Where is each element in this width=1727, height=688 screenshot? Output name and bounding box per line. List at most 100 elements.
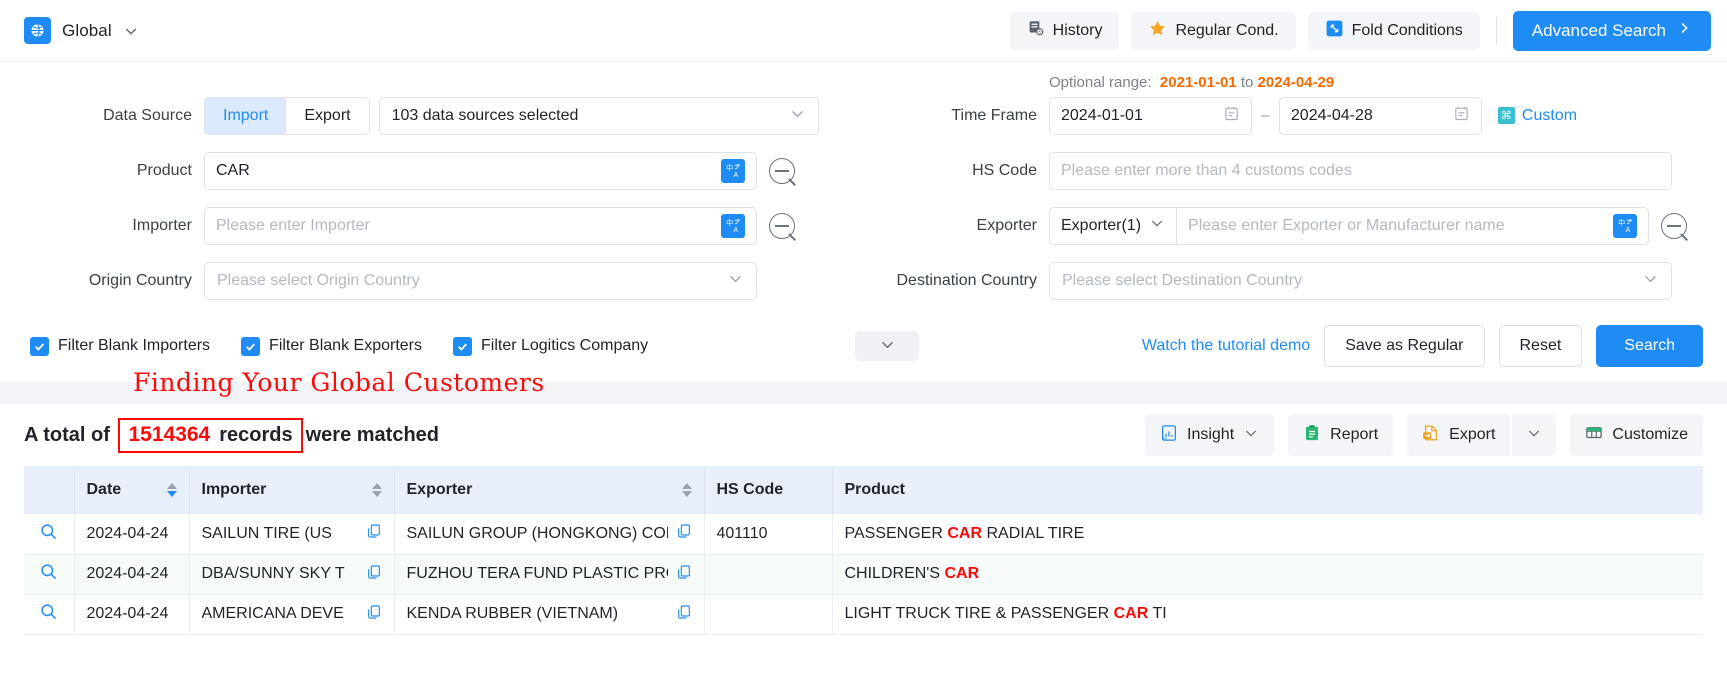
copy-icon[interactable]: [358, 523, 382, 544]
filter-blank-exporters-checkbox[interactable]: Filter Blank Exporters: [241, 336, 422, 356]
data-sources-value: 103 data sources selected: [391, 106, 579, 124]
history-button[interactable]: History: [1009, 11, 1120, 50]
exclude-search-icon[interactable]: [1661, 212, 1688, 239]
table-header-hs-code: HS Code: [704, 466, 833, 514]
copy-icon[interactable]: [668, 564, 692, 585]
magnifier-icon[interactable]: [39, 524, 58, 545]
custom-range-label: Custom: [1521, 106, 1578, 124]
optional-range: Optional range: 2021-01-01 to 2024-04-29: [1049, 62, 1703, 91]
results-total: A total of 1514364 records were matched: [24, 417, 440, 453]
table-header-date[interactable]: Date: [74, 466, 190, 514]
translate-icon[interactable]: 中 A: [721, 158, 745, 183]
row-detail-cell[interactable]: [24, 554, 75, 595]
regular-conditions-button[interactable]: Regular Cond.: [1131, 11, 1296, 50]
table-header-row: Date Importer Exporter HS Code Product: [24, 466, 1703, 514]
origin-country-select[interactable]: Please select Origin Country: [204, 261, 757, 300]
hs-code-input[interactable]: Please enter more than 4 customs codes: [1049, 151, 1672, 190]
magnifier-icon[interactable]: [39, 604, 58, 625]
export-button[interactable]: Export: [1407, 414, 1511, 456]
exporter-row: Exporter Exporter(1) Please enter Export…: [854, 198, 1703, 253]
results-header: A total of 1514364 records were matched …: [24, 404, 1703, 466]
export-button-group: Export: [1407, 414, 1557, 456]
data-source-import-tab[interactable]: Import: [205, 97, 287, 134]
exclude-search-icon[interactable]: [769, 212, 795, 239]
table-columns-icon: [1585, 424, 1603, 447]
row-detail-cell[interactable]: [24, 594, 75, 635]
table-body: 2024-04-24 SAILUN TIRE (US SAILUN GROUP …: [24, 514, 1703, 635]
exclude-search-icon[interactable]: [769, 157, 795, 184]
region-selector[interactable]: Global: [24, 17, 139, 44]
filter-logistics-company-checkbox[interactable]: Filter Logitics Company: [452, 336, 648, 356]
form-grid: Data Source Import Export 103 data sourc…: [24, 62, 1703, 308]
row-exporter: FUZHOU TERA FUND PLASTIC PRO: [394, 554, 705, 595]
chevron-down-icon: [727, 270, 744, 292]
sort-toggle-importer[interactable]: [371, 483, 382, 497]
checkbox-checked-icon: [452, 336, 472, 356]
copy-icon[interactable]: [668, 523, 692, 544]
grid-icon: ⌘: [1497, 107, 1515, 124]
importer-input[interactable]: Please enter Importer 中 A: [204, 206, 757, 245]
export-options-button[interactable]: [1512, 414, 1557, 456]
product-input[interactable]: CAR 中 A: [204, 151, 757, 190]
row-detail-cell[interactable]: [24, 514, 75, 555]
search-button[interactable]: Search: [1596, 325, 1703, 367]
destination-country-select[interactable]: Please select Destination Country: [1049, 261, 1672, 300]
top-bar-actions: History Regular Cond. Fold Conditions Ad…: [1009, 10, 1711, 51]
row-product-highlight: CAR: [947, 524, 983, 542]
optional-range-start: 2021-01-01: [1159, 74, 1237, 91]
row-importer-value: SAILUN TIRE (US: [201, 524, 332, 542]
data-source-toggle[interactable]: Import Export: [204, 96, 370, 135]
chevron-down-icon[interactable]: [123, 23, 139, 39]
row-date: 2024-04-24: [74, 594, 190, 635]
exporter-input[interactable]: Please enter Exporter or Manufacturer na…: [1176, 206, 1650, 245]
reset-button[interactable]: Reset: [1498, 325, 1583, 367]
data-source-export-tab[interactable]: Export: [286, 97, 369, 134]
data-sources-select[interactable]: 103 data sources selected: [378, 96, 819, 135]
importer-row: Importer Please enter Importer 中 A: [24, 198, 854, 253]
destination-country-placeholder: Please select Destination Country: [1062, 271, 1303, 289]
optional-range-prefix: Optional range:: [1049, 74, 1152, 91]
custom-range-button[interactable]: ⌘ Custom: [1497, 106, 1578, 125]
magnifier-icon[interactable]: [39, 564, 58, 585]
filter-blank-importers-checkbox[interactable]: Filter Blank Importers: [30, 336, 210, 356]
row-date: 2024-04-24: [74, 514, 190, 555]
insight-button[interactable]: BI Insight: [1145, 414, 1275, 456]
time-frame-end-input[interactable]: 2024-04-28: [1278, 96, 1482, 135]
optional-range-middle: to: [1240, 74, 1254, 91]
table-header-exporter[interactable]: Exporter: [394, 466, 705, 514]
region-label: Global: [62, 20, 112, 40]
insight-label: Insight: [1187, 426, 1235, 443]
export-label: Export: [1449, 426, 1496, 443]
table-header-date-label: Date: [86, 481, 122, 498]
checkbox-checked-icon: [30, 336, 49, 356]
total-count-highlight: 1514364 records: [118, 417, 303, 453]
sort-toggle-exporter[interactable]: [681, 483, 692, 497]
tutorial-demo-link[interactable]: Watch the tutorial demo: [1142, 337, 1310, 355]
total-suffix: were matched: [305, 423, 440, 446]
fold-conditions-button[interactable]: Fold Conditions: [1307, 11, 1480, 50]
copy-icon[interactable]: [668, 604, 692, 625]
exporter-mode-select[interactable]: Exporter(1): [1049, 206, 1177, 245]
total-count: 1514364: [128, 422, 211, 446]
table-header-importer[interactable]: Importer: [189, 466, 395, 514]
expand-filters-button[interactable]: [855, 331, 920, 361]
sort-toggle-date[interactable]: [166, 483, 177, 497]
row-product-highlight: CAR: [1113, 605, 1149, 622]
save-as-regular-button[interactable]: Save as Regular: [1324, 325, 1485, 367]
destination-country-label: Destination Country: [896, 271, 1037, 289]
customize-button[interactable]: Customize: [1570, 414, 1703, 456]
time-frame-start-input[interactable]: 2024-01-01: [1049, 96, 1252, 135]
advanced-search-button[interactable]: Advanced Search: [1512, 10, 1711, 51]
translate-icon[interactable]: 中 A: [1613, 213, 1638, 238]
calendar-icon: [1453, 105, 1470, 127]
svg-text:A: A: [733, 171, 738, 179]
total-unit: records: [219, 423, 293, 446]
checkbox-checked-icon: [241, 336, 261, 356]
report-button[interactable]: Report: [1288, 414, 1394, 456]
results-table: Date Importer Exporter HS Code Product 2…: [24, 466, 1703, 635]
report-label: Report: [1330, 426, 1379, 443]
translate-icon[interactable]: 中 A: [721, 213, 745, 238]
section-divider: Finding Your Global Customers: [0, 368, 1727, 404]
copy-icon[interactable]: [358, 564, 382, 585]
copy-icon[interactable]: [358, 604, 382, 625]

□ □ □

• **Directive**: Put every one of the rows above into a numbered list, skipping any blank lines and leaving out the pictures.

• **Task response**:
1. Where is each element in this width=1727, height=688 screenshot? Output name and bounding box per line. List at most 100 elements.
2. copy-icon[interactable]: [358, 523, 382, 544]
3. filter-blank-exporters-checkbox[interactable]: Filter Blank Exporters: [241, 336, 422, 356]
4. data-sources-value: 103 data sources selected: [391, 106, 579, 124]
5. history-button[interactable]: History: [1009, 11, 1120, 50]
6. exclude-search-icon[interactable]: [1661, 212, 1688, 239]
7. table-header-hs-code: HS Code: [704, 466, 833, 514]
8. copy-icon[interactable]: [668, 564, 692, 585]
9. magnifier-icon[interactable]: [39, 524, 58, 545]
10. custom-range-label: Custom: [1521, 106, 1578, 124]
11. optional-range: Optional range: 2021-01-01 to 2024-04-29: [1049, 62, 1703, 91]
12. results-total: A total of 1514364 records were matched: [24, 417, 440, 453]
13. table-header-date[interactable]: Date: [74, 466, 190, 514]
14. translate-icon[interactable]: 中 A: [721, 158, 745, 183]
15. row-detail-cell[interactable]: [24, 554, 75, 595]
16. regular-conditions-button[interactable]: Regular Cond.: [1131, 11, 1296, 50]
17. table-header-row: Date Importer Exporter HS Code Product: [24, 466, 1703, 514]
18. origin-country-select[interactable]: Please select Origin Country: [204, 261, 757, 300]
19. hs-code-input[interactable]: Please enter more than 4 customs codes: [1049, 151, 1672, 190]
20. magnifier-icon[interactable]: [39, 604, 58, 625]
21. export-button[interactable]: Export: [1407, 414, 1511, 456]
22. exporter-row: Exporter Exporter(1) Please enter Export…: [854, 198, 1703, 253]
23. results-header: A total of 1514364 records were matched …: [24, 404, 1703, 466]
24. export-button-group: Export: [1407, 414, 1557, 456]
25. data-source-import-tab[interactable]: Import: [205, 97, 287, 134]
26. exclude-search-icon[interactable]: [769, 212, 795, 239]
27. table-columns-icon: [1585, 424, 1603, 447]
28. row-detail-cell[interactable]: [24, 594, 75, 635]
29. table-body: 2024-04-24 SAILUN TIRE (US SAILUN GROUP …: [24, 514, 1703, 635]
30. exclude-search-icon[interactable]: [769, 157, 795, 184]
31. region-selector[interactable]: Global: [24, 17, 139, 44]
32. filter-logistics-company-checkbox[interactable]: Filter Logitics Company: [452, 336, 648, 356]
33. form-grid: Data Source Import Export 103 data sourc…: [24, 62, 1703, 308]
34. row-exporter: FUZHOU TERA FUND PLASTIC PRO: [394, 554, 705, 595]
35. chevron-down-icon: [727, 270, 744, 292]
36. sort-toggle-importer[interactable]: [371, 483, 382, 497]
37. checkbox-checked-icon: [452, 336, 472, 356]
38. copy-icon[interactable]: [668, 523, 692, 544]
39. grid-icon: ⌘: [1497, 107, 1515, 124]
40. importer-input[interactable]: Please enter Importer 中 A: [204, 206, 757, 245]
41. export-options-button[interactable]: [1512, 414, 1557, 456]
42. product-input[interactable]: CAR 中 A: [204, 151, 757, 190]
43. row-detail-cell[interactable]: [24, 514, 75, 555]
44. search-button[interactable]: Search: [1596, 325, 1703, 367]
45. destination-country-select[interactable]: Please select Destination Country: [1049, 261, 1672, 300]
46. top-bar-actions: History Regular Cond. Fold Conditions Ad…: [1009, 10, 1711, 51]
47. row-product-highlight: CAR: [947, 524, 983, 542]
48. optional-range-start: 2021-01-01: [1159, 74, 1237, 91]
49. row-importer-value: SAILUN TIRE (US: [201, 524, 332, 542]
50. data-source-toggle[interactable]: Import Export: [204, 96, 370, 135]
51. chevron-down-icon[interactable]: [123, 23, 139, 39]
52. row-date: 2024-04-24: [74, 594, 190, 635]
53. exporter-input[interactable]: Please enter Exporter or Manufacturer na…: [1176, 206, 1650, 245]
54. reset-button[interactable]: Reset: [1498, 325, 1583, 367]
55. data-source-export-tab[interactable]: Export: [286, 97, 369, 134]
56. data-sources-select[interactable]: 103 data sources selected: [378, 96, 819, 135]
57. importer-row: Importer Please enter Importer 中 A: [24, 198, 854, 253]
58. destination-country-placeholder: Please select Destination Country: [1062, 271, 1303, 289]
59. optional-range-prefix: Optional range:: [1049, 74, 1152, 91]
60. custom-range-button[interactable]: ⌘ Custom: [1497, 106, 1578, 125]
61. magnifier-icon[interactable]: [39, 564, 58, 585]
62. filter-blank-importers-checkbox[interactable]: Filter Blank Importers: [30, 336, 210, 356]
63. row-date: 2024-04-24: [74, 514, 190, 555]
64. insight-button[interactable]: BI Insight: [1145, 414, 1275, 456]
65. time-frame-end-input[interactable]: 2024-04-28: [1278, 96, 1482, 135]
66. optional-range-middle: to: [1240, 74, 1254, 91]
67. table-header-exporter[interactable]: Exporter: [394, 466, 705, 514]
68. region-label: Global: [62, 20, 112, 40]
69. insight-label: Insight: [1187, 426, 1235, 443]
70. export-label: Export: [1449, 426, 1496, 443]
71. table-header-date-label: Date: [86, 481, 122, 498]
72. checkbox-checked-icon: [30, 336, 49, 356]
73. total-count-highlight: 1514364 records: [118, 417, 303, 453]
74. sort-toggle-exporter[interactable]: [681, 483, 692, 497]
75. tutorial-demo-link[interactable]: Watch the tutorial demo: [1142, 337, 1310, 355]
76. total-suffix: were matched: [305, 423, 440, 446]
77. fold-conditions-button[interactable]: Fold Conditions: [1307, 11, 1480, 50]
78. copy-icon[interactable]: [668, 604, 692, 625]
79. exporter-mode-select[interactable]: Exporter(1): [1049, 206, 1177, 245]
80. total-count: 1514364: [128, 422, 211, 446]
81. table-header-importer[interactable]: Importer: [189, 466, 395, 514]
82. expand-filters-button[interactable]: [855, 331, 920, 361]
83. sort-toggle-date[interactable]: [166, 483, 177, 497]
84. row-product-highlight: CAR: [1113, 605, 1149, 622]
85. save-as-regular-button[interactable]: Save as Regular: [1324, 325, 1485, 367]
86. destination-country-label: Destination Country: [896, 271, 1037, 289]
87. customize-button[interactable]: Customize: [1570, 414, 1703, 456]
88. time-frame-start-input[interactable]: 2024-01-01: [1049, 96, 1252, 135]
89. advanced-search-button[interactable]: Advanced Search: [1512, 10, 1711, 51]
90. translate-icon[interactable]: 中 A: [1613, 213, 1638, 238]
91. calendar-icon: [1453, 105, 1470, 127]
92. svg-text:A: A: [733, 171, 738, 179]
93. total-unit: records: [219, 423, 293, 446]
94. checkbox-checked-icon: [241, 336, 261, 356]
95. report-button[interactable]: Report: [1288, 414, 1394, 456]
96. results-table: Date Importer Exporter HS Code Product 2…: [24, 466, 1703, 635]
97. report-label: Report: [1330, 426, 1379, 443]
98. translate-icon[interactable]: 中 A: [721, 213, 745, 238]
99. section-divider: Finding Your Global Customers: [0, 368, 1727, 404]
100. copy-icon[interactable]: [358, 564, 382, 585]
101. copy-icon[interactable]: [358, 604, 382, 625]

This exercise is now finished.